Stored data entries

▼

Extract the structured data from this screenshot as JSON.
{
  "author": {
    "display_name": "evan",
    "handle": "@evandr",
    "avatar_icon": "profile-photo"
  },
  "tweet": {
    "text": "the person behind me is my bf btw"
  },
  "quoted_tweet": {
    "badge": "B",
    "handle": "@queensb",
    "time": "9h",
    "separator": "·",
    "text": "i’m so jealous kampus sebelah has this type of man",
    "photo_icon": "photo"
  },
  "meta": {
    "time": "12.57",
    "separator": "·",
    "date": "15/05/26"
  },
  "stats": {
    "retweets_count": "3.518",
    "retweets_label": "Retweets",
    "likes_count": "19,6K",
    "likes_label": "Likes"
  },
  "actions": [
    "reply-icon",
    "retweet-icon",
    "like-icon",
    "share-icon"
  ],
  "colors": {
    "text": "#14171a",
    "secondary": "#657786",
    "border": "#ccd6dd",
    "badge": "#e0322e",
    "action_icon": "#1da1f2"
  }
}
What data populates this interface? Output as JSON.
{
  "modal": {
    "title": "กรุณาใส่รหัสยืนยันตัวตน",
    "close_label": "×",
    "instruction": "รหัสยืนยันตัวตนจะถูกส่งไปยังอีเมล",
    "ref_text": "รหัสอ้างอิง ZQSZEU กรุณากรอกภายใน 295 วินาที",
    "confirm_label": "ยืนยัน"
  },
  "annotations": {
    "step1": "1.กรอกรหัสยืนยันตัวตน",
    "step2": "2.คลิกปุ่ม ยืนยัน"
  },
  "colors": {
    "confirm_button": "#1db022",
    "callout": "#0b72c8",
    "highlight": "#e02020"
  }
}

▲

» **TASK PROMPT**: Retype nothing except the lines from the line holding "What data populates" through the last line of the entries, both included.

» **WRITTEN ANSWER**:
What data populates this interface? Output as JSON.
{
  "modal": {
    "title": "กรุณาใส่รหัสยืนยันตัวตน",
    "close_label": "×",
    "instruction": "รหัสยืนยันตัวตนจะถูกส่งไปยังอีเมล",
    "ref_text": "รหัสอ้างอิง ZQSZEU กรุณากรอกภายใน 295 วินาที",
    "confirm_label": "ยืนยัน"
  },
  "annotations": {
    "step1": "1.กรอกรหัสยืนยันตัวตน",
    "step2": "2.คลิกปุ่ม ยืนยัน"
  },
  "colors": {
    "confirm_button": "#1db022",
    "callout": "#0b72c8",
    "highlight": "#e02020"
  }
}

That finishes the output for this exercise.